[Stored entries]
— START —

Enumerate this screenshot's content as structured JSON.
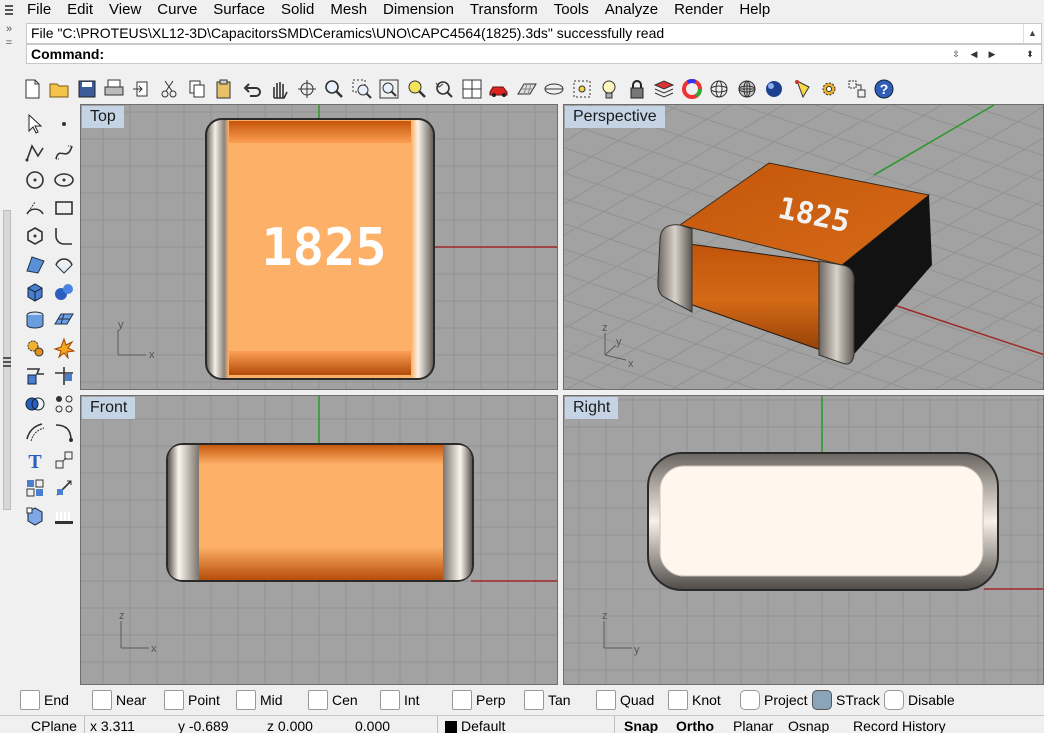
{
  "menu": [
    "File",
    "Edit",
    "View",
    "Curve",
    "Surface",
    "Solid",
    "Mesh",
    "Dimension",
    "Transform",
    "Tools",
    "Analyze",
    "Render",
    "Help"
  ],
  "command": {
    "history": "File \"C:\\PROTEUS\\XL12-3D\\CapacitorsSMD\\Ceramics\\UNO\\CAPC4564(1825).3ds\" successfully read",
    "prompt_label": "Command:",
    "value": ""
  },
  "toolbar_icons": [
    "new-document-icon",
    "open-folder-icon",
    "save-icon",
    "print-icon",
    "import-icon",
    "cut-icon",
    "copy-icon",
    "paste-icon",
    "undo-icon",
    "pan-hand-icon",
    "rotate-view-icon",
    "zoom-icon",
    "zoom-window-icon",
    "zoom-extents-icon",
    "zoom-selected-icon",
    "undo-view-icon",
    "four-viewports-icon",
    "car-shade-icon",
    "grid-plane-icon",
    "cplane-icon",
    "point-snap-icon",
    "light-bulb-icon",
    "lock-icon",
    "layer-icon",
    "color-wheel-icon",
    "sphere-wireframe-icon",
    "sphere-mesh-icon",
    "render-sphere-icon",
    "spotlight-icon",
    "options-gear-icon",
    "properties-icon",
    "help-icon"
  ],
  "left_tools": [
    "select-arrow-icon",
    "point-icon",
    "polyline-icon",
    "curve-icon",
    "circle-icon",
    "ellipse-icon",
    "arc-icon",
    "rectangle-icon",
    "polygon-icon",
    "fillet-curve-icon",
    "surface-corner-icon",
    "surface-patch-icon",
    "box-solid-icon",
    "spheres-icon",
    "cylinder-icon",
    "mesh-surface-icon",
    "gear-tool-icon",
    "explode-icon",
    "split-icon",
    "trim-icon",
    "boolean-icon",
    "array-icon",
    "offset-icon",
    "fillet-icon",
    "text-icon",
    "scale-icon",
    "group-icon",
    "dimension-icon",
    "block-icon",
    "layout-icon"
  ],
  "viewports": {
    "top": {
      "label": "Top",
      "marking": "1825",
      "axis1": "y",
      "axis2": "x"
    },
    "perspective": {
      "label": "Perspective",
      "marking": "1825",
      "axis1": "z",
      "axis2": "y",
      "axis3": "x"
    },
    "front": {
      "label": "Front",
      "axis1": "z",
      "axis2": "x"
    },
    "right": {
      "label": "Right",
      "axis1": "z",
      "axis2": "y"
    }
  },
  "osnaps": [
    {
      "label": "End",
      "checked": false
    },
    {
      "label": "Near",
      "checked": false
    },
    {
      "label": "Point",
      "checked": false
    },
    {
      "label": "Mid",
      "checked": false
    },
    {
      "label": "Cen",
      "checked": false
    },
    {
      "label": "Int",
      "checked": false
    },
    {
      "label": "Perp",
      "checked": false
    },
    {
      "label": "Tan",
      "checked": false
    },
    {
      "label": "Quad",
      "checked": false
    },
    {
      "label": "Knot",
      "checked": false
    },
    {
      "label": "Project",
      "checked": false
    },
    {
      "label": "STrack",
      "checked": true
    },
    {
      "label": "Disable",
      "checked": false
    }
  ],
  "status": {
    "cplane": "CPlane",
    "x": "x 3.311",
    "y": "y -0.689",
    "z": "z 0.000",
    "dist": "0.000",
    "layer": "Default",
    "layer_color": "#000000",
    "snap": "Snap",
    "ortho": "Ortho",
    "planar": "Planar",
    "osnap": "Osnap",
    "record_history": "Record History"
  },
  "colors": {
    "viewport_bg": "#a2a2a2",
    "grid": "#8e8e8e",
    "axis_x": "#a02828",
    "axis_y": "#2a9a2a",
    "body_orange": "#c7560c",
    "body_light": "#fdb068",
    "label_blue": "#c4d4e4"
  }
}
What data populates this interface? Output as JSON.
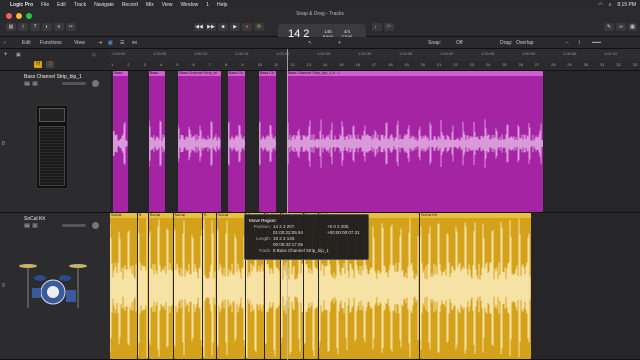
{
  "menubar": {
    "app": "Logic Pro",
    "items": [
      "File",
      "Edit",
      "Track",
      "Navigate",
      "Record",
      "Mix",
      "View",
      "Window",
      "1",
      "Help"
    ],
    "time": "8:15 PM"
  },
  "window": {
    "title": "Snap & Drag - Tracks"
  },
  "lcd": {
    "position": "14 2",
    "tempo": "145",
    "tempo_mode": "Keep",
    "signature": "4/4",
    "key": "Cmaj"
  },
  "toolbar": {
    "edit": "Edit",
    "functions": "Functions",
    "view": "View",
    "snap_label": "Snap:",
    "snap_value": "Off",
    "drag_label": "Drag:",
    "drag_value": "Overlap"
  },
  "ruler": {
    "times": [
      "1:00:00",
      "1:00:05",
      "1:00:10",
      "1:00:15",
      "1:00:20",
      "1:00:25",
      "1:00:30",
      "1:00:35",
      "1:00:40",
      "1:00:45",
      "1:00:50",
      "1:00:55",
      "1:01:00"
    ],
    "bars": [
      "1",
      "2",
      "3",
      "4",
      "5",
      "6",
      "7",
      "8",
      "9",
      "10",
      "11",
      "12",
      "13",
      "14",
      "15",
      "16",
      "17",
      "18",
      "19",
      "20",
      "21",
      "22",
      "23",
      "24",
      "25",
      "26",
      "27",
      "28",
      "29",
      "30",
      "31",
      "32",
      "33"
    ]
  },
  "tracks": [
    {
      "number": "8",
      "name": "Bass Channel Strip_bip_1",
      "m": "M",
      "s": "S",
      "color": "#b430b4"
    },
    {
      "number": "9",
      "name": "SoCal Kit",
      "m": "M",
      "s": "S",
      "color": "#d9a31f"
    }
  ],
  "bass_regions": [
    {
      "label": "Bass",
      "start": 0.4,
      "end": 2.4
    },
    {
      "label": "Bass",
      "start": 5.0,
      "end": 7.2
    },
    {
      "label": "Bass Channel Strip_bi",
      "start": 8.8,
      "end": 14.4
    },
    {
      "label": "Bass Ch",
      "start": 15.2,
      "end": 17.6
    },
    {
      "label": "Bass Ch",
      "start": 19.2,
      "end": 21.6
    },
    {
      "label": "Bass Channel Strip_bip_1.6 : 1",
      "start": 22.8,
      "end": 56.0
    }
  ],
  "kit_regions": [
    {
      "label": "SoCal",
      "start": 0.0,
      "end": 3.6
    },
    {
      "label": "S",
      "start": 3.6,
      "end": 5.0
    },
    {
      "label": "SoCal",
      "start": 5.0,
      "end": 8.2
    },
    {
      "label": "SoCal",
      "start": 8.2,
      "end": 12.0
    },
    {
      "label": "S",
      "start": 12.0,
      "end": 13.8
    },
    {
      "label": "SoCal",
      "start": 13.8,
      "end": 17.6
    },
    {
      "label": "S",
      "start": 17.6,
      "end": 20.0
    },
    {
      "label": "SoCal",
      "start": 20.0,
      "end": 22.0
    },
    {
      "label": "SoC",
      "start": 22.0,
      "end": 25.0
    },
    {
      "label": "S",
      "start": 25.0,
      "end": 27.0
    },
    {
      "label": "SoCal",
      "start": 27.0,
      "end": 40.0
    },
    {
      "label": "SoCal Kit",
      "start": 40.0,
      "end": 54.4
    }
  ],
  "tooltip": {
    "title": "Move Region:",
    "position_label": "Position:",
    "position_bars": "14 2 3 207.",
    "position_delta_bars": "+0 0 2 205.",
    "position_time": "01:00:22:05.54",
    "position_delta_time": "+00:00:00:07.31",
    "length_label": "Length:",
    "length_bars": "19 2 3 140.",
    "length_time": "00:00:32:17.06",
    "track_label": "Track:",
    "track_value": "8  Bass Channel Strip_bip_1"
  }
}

— END —

## WHAT IS NEEDED
Scan the material above. Copy each line where "name" occurs.

## ANSWER FOR THIS EXERCISE
      "name": "Bass Channel Strip_bip_1",
      "name": "SoCal Kit",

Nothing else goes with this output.